● **PROBLEM TO WORK ON**: Tally the lines in the data that follows that include the word "name", and report nothing but the total.

[Begin MATERIALS PROVIDED]

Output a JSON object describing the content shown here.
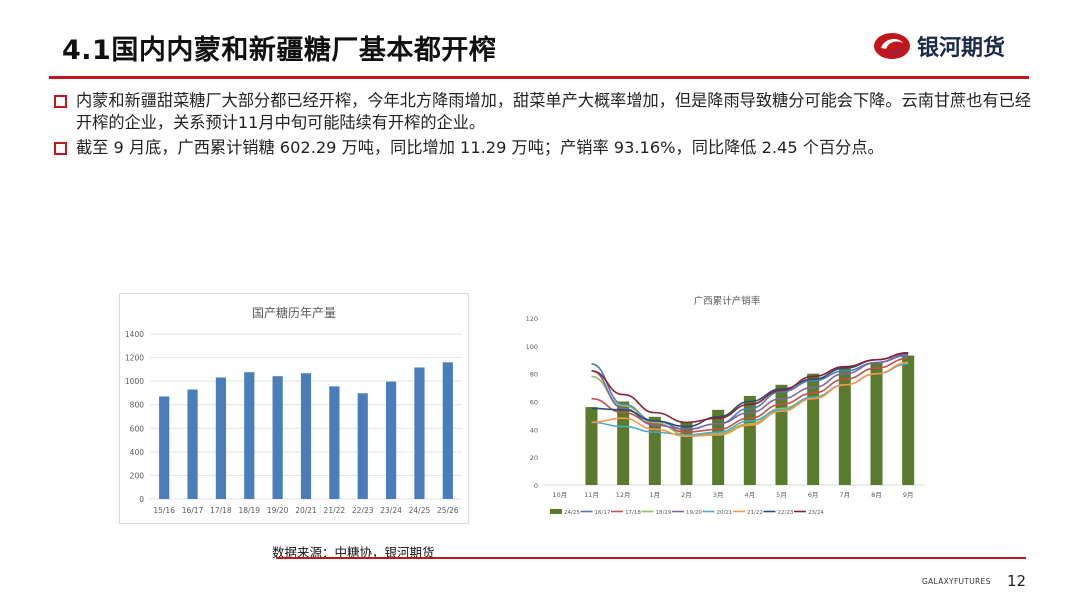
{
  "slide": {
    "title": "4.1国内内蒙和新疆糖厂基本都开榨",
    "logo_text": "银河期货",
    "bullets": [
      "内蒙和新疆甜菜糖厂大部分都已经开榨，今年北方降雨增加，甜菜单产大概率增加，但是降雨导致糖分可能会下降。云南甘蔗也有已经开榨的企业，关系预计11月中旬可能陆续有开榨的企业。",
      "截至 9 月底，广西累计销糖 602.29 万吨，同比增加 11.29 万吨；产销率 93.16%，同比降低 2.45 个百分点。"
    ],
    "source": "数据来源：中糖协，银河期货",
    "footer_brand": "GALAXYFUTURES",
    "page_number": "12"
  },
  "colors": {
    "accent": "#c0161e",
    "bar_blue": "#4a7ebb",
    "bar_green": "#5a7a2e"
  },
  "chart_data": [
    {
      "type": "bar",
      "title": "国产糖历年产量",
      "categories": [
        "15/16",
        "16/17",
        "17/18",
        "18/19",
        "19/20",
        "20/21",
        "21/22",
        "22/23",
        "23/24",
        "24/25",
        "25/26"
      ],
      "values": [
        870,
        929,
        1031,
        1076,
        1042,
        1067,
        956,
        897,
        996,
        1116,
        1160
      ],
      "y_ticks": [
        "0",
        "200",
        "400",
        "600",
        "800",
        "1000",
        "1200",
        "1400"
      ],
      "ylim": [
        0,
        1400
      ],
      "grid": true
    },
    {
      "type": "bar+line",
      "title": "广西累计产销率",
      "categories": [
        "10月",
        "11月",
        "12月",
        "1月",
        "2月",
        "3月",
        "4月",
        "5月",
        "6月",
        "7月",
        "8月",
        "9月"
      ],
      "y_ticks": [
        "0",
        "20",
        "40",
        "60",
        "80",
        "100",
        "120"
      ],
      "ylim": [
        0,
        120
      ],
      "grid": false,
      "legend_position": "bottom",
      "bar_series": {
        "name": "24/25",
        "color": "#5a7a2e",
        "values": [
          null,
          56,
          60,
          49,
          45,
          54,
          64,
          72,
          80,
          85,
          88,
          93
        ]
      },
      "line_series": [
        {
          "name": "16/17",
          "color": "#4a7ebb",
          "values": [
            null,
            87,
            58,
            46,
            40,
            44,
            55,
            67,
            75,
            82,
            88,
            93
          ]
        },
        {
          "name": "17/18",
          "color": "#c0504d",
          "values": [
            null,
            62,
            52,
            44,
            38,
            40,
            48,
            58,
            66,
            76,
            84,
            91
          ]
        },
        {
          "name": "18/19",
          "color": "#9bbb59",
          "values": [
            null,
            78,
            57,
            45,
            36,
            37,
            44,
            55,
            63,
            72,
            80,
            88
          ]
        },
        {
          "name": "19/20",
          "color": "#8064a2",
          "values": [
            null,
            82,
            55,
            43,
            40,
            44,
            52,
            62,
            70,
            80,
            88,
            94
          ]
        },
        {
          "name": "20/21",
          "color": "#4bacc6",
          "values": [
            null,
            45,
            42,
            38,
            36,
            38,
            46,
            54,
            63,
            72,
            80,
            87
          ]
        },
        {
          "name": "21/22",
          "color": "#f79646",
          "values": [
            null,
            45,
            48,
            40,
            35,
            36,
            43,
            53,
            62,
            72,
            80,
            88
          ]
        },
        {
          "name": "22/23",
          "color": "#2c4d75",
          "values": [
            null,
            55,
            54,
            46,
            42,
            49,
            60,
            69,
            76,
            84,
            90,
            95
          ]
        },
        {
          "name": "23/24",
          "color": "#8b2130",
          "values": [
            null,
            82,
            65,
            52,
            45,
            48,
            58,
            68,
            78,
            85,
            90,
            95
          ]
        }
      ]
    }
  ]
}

[End MATERIALS PROVIDED]
[Begin MATERIALS PROVIDED]

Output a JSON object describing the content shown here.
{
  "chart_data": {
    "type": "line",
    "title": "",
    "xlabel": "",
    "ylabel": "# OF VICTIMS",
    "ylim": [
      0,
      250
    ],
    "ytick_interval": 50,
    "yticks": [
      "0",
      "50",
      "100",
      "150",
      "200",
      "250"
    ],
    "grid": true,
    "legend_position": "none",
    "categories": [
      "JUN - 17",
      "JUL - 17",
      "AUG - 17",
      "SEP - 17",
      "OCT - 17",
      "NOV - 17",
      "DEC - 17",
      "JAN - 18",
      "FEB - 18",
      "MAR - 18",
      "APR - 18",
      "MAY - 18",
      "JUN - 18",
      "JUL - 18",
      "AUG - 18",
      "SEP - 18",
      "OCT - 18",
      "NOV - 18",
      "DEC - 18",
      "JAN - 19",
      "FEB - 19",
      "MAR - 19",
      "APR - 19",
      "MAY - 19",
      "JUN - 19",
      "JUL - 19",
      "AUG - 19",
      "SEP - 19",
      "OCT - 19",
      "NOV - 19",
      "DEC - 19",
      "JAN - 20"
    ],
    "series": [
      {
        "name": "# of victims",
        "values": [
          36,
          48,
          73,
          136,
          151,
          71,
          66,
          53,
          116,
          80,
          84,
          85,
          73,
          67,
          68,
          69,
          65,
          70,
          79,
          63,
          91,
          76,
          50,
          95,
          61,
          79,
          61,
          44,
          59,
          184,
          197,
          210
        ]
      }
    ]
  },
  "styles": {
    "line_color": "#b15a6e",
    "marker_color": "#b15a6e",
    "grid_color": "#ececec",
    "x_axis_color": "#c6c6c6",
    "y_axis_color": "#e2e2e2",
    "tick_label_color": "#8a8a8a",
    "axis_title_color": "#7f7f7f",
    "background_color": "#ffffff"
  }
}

[End MATERIALS PROVIDED]

● **EXPECTED OUTPUT**: 10